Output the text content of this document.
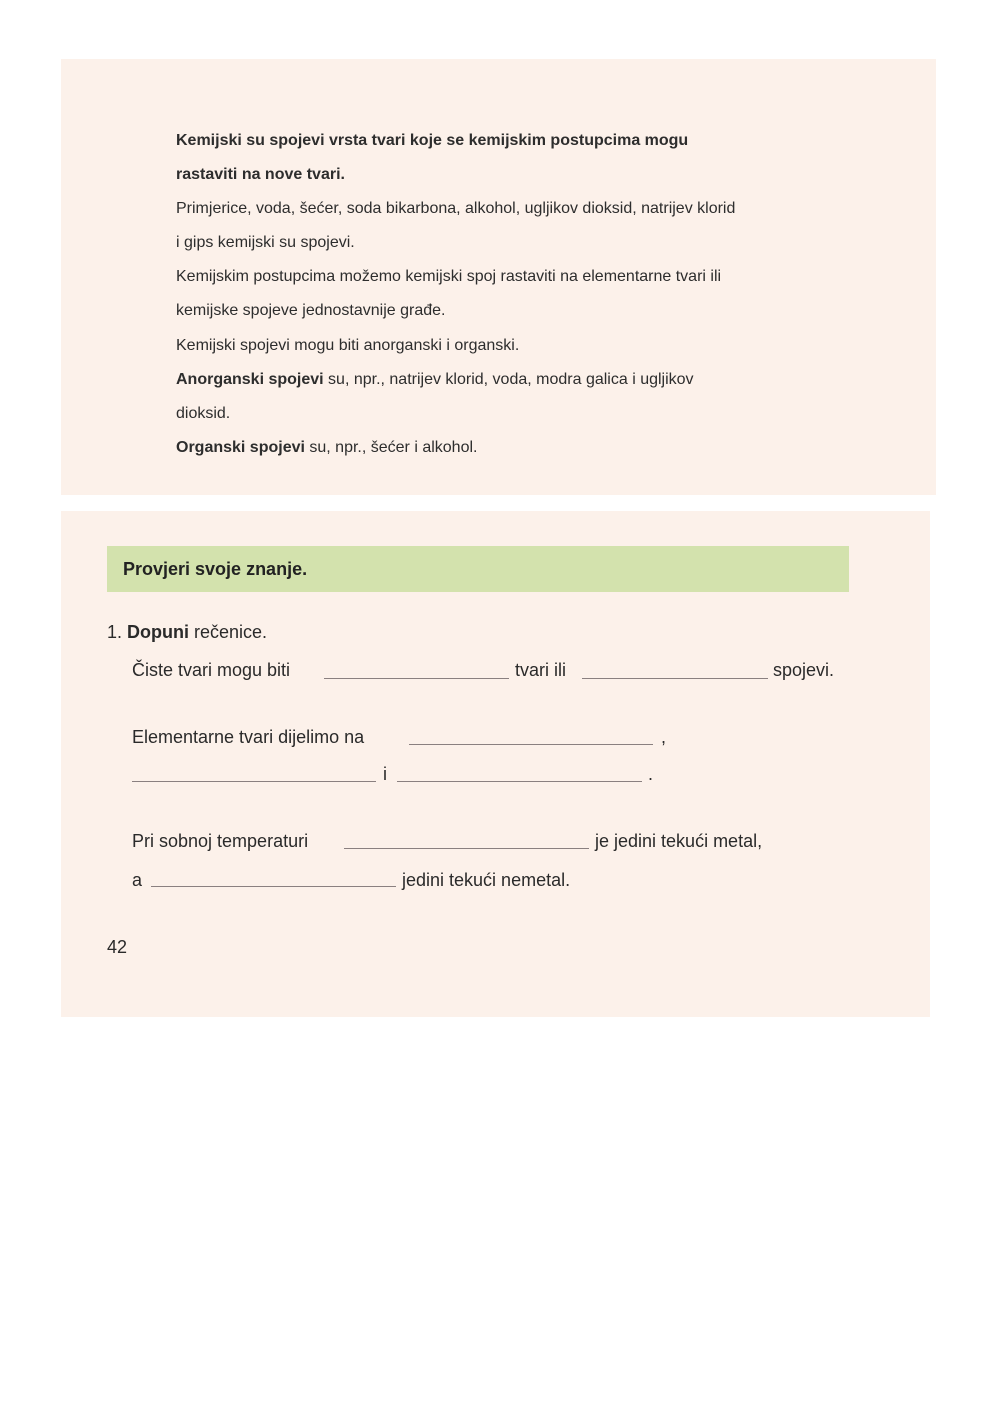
Kemijski su spojevi vrsta tvari koje se kemijskim postupcima mogu
rastaviti na nove tvari.
Primjerice, voda, šećer, soda bikarbona, alkohol, ugljikov dioksid, natrijev klorid
i gips kemijski su spojevi.
Kemijskim postupcima možemo kemijski spoj rastaviti na elementarne tvari ili
kemijske spojeve jednostavnije građe.
Kemijski spojevi mogu biti anorganski i organski.
Anorganski spojevi su, npr., natrijev klorid, voda, modra galica i ugljikov
dioksid.
Organski spojevi su, npr., šećer i alkohol.
Provjeri svoje znanje.
1. Dopuni rečenice.
Čiste tvari mogu biti	tvari ili	spojevi.
Elementarne tvari dijelimo na	,
i	.
Pri sobnoj temperaturi	je jedini tekući metal,
a	jedini tekući nemetal.
42
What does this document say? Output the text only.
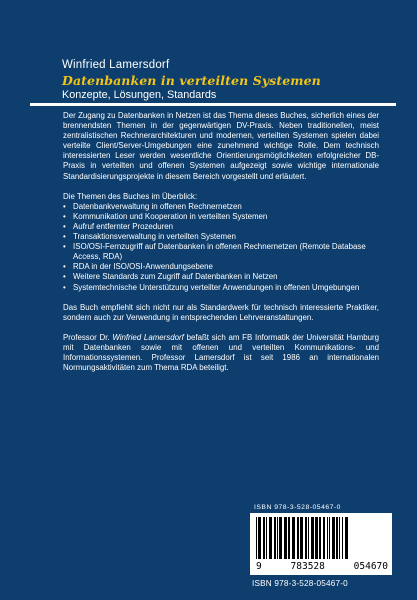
Winfried Lamersdorf
Datenbanken in verteilten Systemen
Konzepte, Lösungen, Standards

Der Zugang zu Datenbanken in Netzen ist das Thema dieses Buches, sicherlich eines der brennendsten Themen in der gegenwärtigen DV-Praxis. Neben traditionellen, meist zentralistischen Rechnerarchitekturen und modernen, verteilten Systemen spielen dabei verteilte Client/Server-Umgebungen eine zunehmend wichtige Rolle. Dem technisch interessierten Leser werden wesentliche Orientierungsmöglichkeiten erfolgreicher DB-Praxis in verteilten und offenen Systemen aufgezeigt sowie wichtige internationale Standardisierungsprojekte in diesem Bereich vorgestellt und erläutert.

Die Themen des Buches im Überblick:

• Datenbankverwaltung in offenen Rechnernetzen
• Kommunikation und Kooperation in verteilten Systemen
• Aufruf entfernter Prozeduren
• Transaktionsverwaltung in verteilten Systemen
• ISO/OSI-Fernzugriff auf Datenbanken in offenen Rechnernetzen (Remote Database Access, RDA)
• RDA in der ISO/OSI-Anwendungsebene
• Weitere Standards zum Zugriff auf Datenbanken in Netzen
• Systemtechnische Unterstützung verteilter Anwendungen in offenen Umgebungen

Das Buch empfiehlt sich nicht nur als Standardwerk für technisch interessierte Praktiker, sondern auch zur Verwendung in entsprechenden Lehrveranstaltungen.

Professor Dr. Winfried Lamersdorf befaßt sich am FB Informatik der Universität Hamburg mit Datenbanken sowie mit offenen und verteilten Kommunikations- und Informationssystemen. Professor Lamersdorf ist seit 1986 an internationalen Normungsaktivitäten zum Thema RDA beteiligt.

ISBN 978-3-528-05467-0
9	783528	054670
ISBN 978-3-528-05467-0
---+---
Written problem
Every record above should come back exactly, but without its pictures.

Task answer
Output the text content of this document.
Kemijski su spojevi vrsta tvari koje se kemijskim postupcima mogu
rastaviti na nove tvari.
Primjerice, voda, šećer, soda bikarbona, alkohol, ugljikov dioksid, natrijev klorid
i gips kemijski su spojevi.
Kemijskim postupcima možemo kemijski spoj rastaviti na elementarne tvari ili
kemijske spojeve jednostavnije građe.
Kemijski spojevi mogu biti anorganski i organski.
Anorganski spojevi su, npr., natrijev klorid, voda, modra galica i ugljikov
dioksid.
Organski spojevi su, npr., šećer i alkohol.
Provjeri svoje znanje.
1. Dopuni rečenice.
Čiste tvari mogu biti	tvari ili	spojevi.
Elementarne tvari dijelimo na	,
i	.
Pri sobnoj temperaturi	je jedini tekući metal,
a	jedini tekući nemetal.
42
What does this document say? Output the text only.
Winfried Lamersdorf
Datenbanken in verteilten Systemen
Konzepte, Lösungen, Standards

Der Zugang zu Datenbanken in Netzen ist das Thema dieses Buches, sicherlich eines der brennendsten Themen in der gegenwärtigen DV-Praxis. Neben traditionellen, meist zentralistischen Rechnerarchitekturen und modernen, verteilten Systemen spielen dabei verteilte Client/Server-Umgebungen eine zunehmend wichtige Rolle. Dem technisch interessierten Leser werden wesentliche Orientierungsmöglichkeiten erfolgreicher DB-Praxis in verteilten und offenen Systemen aufgezeigt sowie wichtige internationale Standardisierungsprojekte in diesem Bereich vorgestellt und erläutert.

Die Themen des Buches im Überblick:

• Datenbankverwaltung in offenen Rechnernetzen
• Kommunikation und Kooperation in verteilten Systemen
• Aufruf entfernter Prozeduren
• Transaktionsverwaltung in verteilten Systemen
• ISO/OSI-Fernzugriff auf Datenbanken in offenen Rechnernetzen (Remote Database Access, RDA)
• RDA in der ISO/OSI-Anwendungsebene
• Weitere Standards zum Zugriff auf Datenbanken in Netzen
• Systemtechnische Unterstützung verteilter Anwendungen in offenen Umgebungen

Das Buch empfiehlt sich nicht nur als Standardwerk für technisch interessierte Praktiker, sondern auch zur Verwendung in entsprechenden Lehrveranstaltungen.

Professor Dr. Winfried Lamersdorf befaßt sich am FB Informatik der Universität Hamburg mit Datenbanken sowie mit offenen und verteilten Kommunikations- und Informationssystemen. Professor Lamersdorf ist seit 1986 an internationalen Normungsaktivitäten zum Thema RDA beteiligt.

ISBN 978-3-528-05467-0
9	783528	054670
ISBN 978-3-528-05467-0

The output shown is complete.